* START *

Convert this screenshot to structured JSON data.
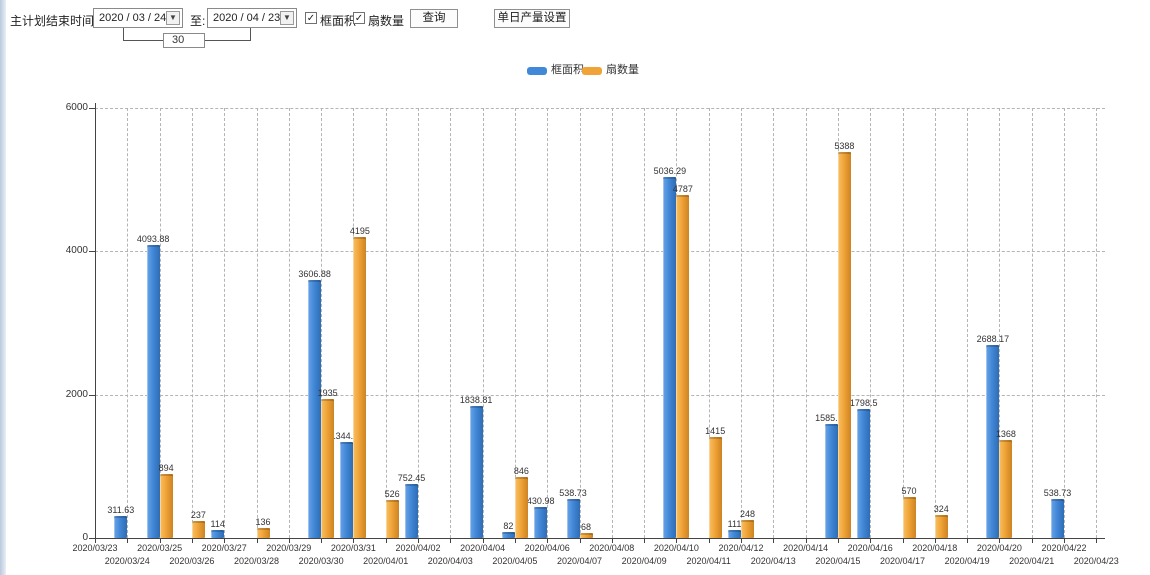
{
  "toolbar": {
    "label": "主计划结束时间:",
    "date_from": "2020 / 03 / 24",
    "to_label": "至:",
    "date_to": "2020 / 04 / 23",
    "span_days": "30",
    "checkboxes": [
      {
        "label": "框面积",
        "checked": true
      },
      {
        "label": "扇数量",
        "checked": true
      }
    ],
    "query_button": "查询",
    "daily_output_button": "单日产量设置",
    "check_glyph": "✓",
    "dropdown_glyph": "▼"
  },
  "legend": {
    "items": [
      {
        "label": "框面积",
        "color": "#4189d8"
      },
      {
        "label": "扇数量",
        "color": "#f0a437"
      }
    ]
  },
  "chart_data": {
    "type": "bar",
    "title": "",
    "xlabel": "",
    "ylabel": "",
    "ylim": [
      0,
      6000
    ],
    "yticks": [
      0,
      2000,
      4000,
      6000
    ],
    "grid": true,
    "legend_position": "top",
    "categories": [
      "2020/03/23",
      "2020/03/24",
      "2020/03/25",
      "2020/03/26",
      "2020/03/27",
      "2020/03/28",
      "2020/03/29",
      "2020/03/30",
      "2020/03/31",
      "2020/04/01",
      "2020/04/02",
      "2020/04/03",
      "2020/04/04",
      "2020/04/05",
      "2020/04/06",
      "2020/04/07",
      "2020/04/08",
      "2020/04/09",
      "2020/04/10",
      "2020/04/11",
      "2020/04/12",
      "2020/04/13",
      "2020/04/14",
      "2020/04/15",
      "2020/04/16",
      "2020/04/17",
      "2020/04/18",
      "2020/04/19",
      "2020/04/20",
      "2020/04/21",
      "2020/04/22",
      "2020/04/23"
    ],
    "series": [
      {
        "name": "框面积",
        "color": "#4189d8",
        "values": [
          0,
          311.63,
          4093.88,
          0,
          114,
          0,
          0,
          3606.88,
          1344.95,
          0,
          752.45,
          0,
          1838.81,
          82,
          430.98,
          538.73,
          0,
          0,
          5036.29,
          0,
          111,
          0,
          0,
          1585.96,
          1798.5,
          0,
          0,
          0,
          2688.17,
          0,
          538.73,
          0
        ]
      },
      {
        "name": "扇数量",
        "color": "#f0a437",
        "values": [
          0,
          0,
          894,
          237,
          0,
          136,
          0,
          1935,
          4195,
          526,
          0,
          0,
          0,
          846,
          0,
          68,
          0,
          0,
          4787,
          1415,
          248,
          0,
          0,
          5388,
          0,
          570,
          324,
          0,
          1368,
          0,
          0,
          0
        ]
      }
    ]
  }
}
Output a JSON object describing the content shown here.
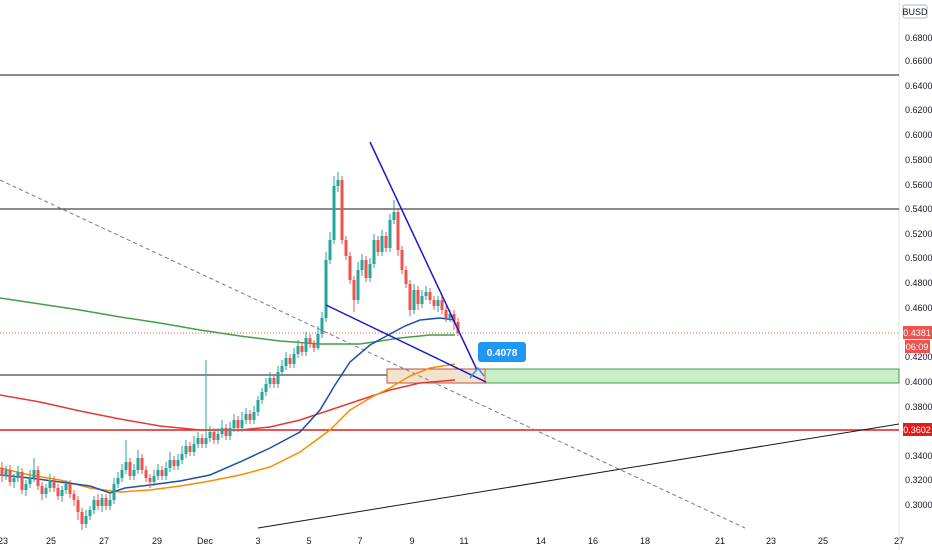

* END *

• PROBLEM TO WORK ON:
Reproduce each line of the records exactly, and omit every picture.

• THE ANSWER:
Convert this screenshot to structured JSON data.
{
  "toolbar": {
    "label": "主计划结束时间:",
    "date_from": "2020 / 03 / 24",
    "to_label": "至:",
    "date_to": "2020 / 04 / 23",
    "span_days": "30",
    "checkboxes": [
      {
        "label": "框面积",
        "checked": true
      },
      {
        "label": "扇数量",
        "checked": true
      }
    ],
    "query_button": "查询",
    "daily_output_button": "单日产量设置",
    "check_glyph": "✓",
    "dropdown_glyph": "▼"
  },
  "legend": {
    "items": [
      {
        "label": "框面积",
        "color": "#4189d8"
      },
      {
        "label": "扇数量",
        "color": "#f0a437"
      }
    ]
  },
  "chart_data": {
    "type": "bar",
    "title": "",
    "xlabel": "",
    "ylabel": "",
    "ylim": [
      0,
      6000
    ],
    "yticks": [
      0,
      2000,
      4000,
      6000
    ],
    "grid": true,
    "legend_position": "top",
    "categories": [
      "2020/03/23",
      "2020/03/24",
      "2020/03/25",
      "2020/03/26",
      "2020/03/27",
      "2020/03/28",
      "2020/03/29",
      "2020/03/30",
      "2020/03/31",
      "2020/04/01",
      "2020/04/02",
      "2020/04/03",
      "2020/04/04",
      "2020/04/05",
      "2020/04/06",
      "2020/04/07",
      "2020/04/08",
      "2020/04/09",
      "2020/04/10",
      "2020/04/11",
      "2020/04/12",
      "2020/04/13",
      "2020/04/14",
      "2020/04/15",
      "2020/04/16",
      "2020/04/17",
      "2020/04/18",
      "2020/04/19",
      "2020/04/20",
      "2020/04/21",
      "2020/04/22",
      "2020/04/23"
    ],
    "series": [
      {
        "name": "框面积",
        "color": "#4189d8",
        "values": [
          0,
          311.63,
          4093.88,
          0,
          114,
          0,
          0,
          3606.88,
          1344.95,
          0,
          752.45,
          0,
          1838.81,
          82,
          430.98,
          538.73,
          0,
          0,
          5036.29,
          0,
          111,
          0,
          0,
          1585.96,
          1798.5,
          0,
          0,
          0,
          2688.17,
          0,
          538.73,
          0
        ]
      },
      {
        "name": "扇数量",
        "color": "#f0a437",
        "values": [
          0,
          0,
          894,
          237,
          0,
          136,
          0,
          1935,
          4195,
          526,
          0,
          0,
          0,
          846,
          0,
          68,
          0,
          0,
          4787,
          1415,
          248,
          0,
          0,
          5388,
          0,
          570,
          324,
          0,
          1368,
          0,
          0,
          0
        ]
      }
    ]
  }
}
Output a JSON object describing the content shown here.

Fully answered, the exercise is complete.